* What the task asks *
Look through the entries. Copy each line that has the word "Kerstencentrum".

╭──

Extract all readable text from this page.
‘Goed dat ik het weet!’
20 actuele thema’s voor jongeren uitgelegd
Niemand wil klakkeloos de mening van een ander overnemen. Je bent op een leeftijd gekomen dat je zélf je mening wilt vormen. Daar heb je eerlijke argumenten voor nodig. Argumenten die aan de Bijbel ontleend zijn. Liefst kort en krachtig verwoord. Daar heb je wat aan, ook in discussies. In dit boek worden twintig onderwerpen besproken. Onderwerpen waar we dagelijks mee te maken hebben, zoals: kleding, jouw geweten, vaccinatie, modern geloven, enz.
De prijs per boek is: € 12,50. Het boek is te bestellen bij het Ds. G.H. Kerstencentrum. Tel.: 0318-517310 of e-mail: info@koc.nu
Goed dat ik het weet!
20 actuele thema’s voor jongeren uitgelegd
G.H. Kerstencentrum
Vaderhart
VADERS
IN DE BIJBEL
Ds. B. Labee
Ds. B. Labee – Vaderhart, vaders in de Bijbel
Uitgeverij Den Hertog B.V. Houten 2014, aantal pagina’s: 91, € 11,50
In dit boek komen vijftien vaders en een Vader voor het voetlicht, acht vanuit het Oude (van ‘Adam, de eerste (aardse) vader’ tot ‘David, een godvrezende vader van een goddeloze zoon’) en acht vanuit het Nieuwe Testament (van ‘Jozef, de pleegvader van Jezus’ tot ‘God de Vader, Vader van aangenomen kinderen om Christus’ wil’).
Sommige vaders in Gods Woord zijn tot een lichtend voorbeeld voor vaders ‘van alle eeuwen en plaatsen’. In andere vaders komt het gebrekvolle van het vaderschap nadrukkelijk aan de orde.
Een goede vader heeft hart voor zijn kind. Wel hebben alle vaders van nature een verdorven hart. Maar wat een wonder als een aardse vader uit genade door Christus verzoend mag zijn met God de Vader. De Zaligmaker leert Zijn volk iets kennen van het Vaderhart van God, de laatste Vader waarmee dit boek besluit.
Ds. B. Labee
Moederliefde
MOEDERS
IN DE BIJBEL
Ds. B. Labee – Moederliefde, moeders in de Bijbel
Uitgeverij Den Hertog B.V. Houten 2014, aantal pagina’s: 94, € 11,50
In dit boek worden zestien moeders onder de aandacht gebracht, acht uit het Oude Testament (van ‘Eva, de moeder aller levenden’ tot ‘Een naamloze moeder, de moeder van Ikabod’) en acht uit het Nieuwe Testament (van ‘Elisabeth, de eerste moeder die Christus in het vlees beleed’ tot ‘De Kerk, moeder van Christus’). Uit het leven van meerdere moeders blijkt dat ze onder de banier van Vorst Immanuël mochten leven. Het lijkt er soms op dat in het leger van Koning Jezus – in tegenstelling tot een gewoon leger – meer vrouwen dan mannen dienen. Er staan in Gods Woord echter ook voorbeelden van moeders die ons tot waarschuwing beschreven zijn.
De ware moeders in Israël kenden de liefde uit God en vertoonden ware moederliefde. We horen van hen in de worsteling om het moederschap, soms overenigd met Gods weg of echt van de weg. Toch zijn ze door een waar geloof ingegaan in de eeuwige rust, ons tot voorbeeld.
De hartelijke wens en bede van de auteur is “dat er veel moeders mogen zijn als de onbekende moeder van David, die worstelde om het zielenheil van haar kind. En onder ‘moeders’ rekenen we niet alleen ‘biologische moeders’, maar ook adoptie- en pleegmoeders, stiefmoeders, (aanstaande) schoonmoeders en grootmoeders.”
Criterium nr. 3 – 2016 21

╰──

* Answer section *
De prijs per boek is: € 12,50. Het boek is te bestellen bij het Ds. G.H. Kerstencentrum. Tel.: 0318-517310 of e-mail: info@koc.nu
G.H. Kerstencentrum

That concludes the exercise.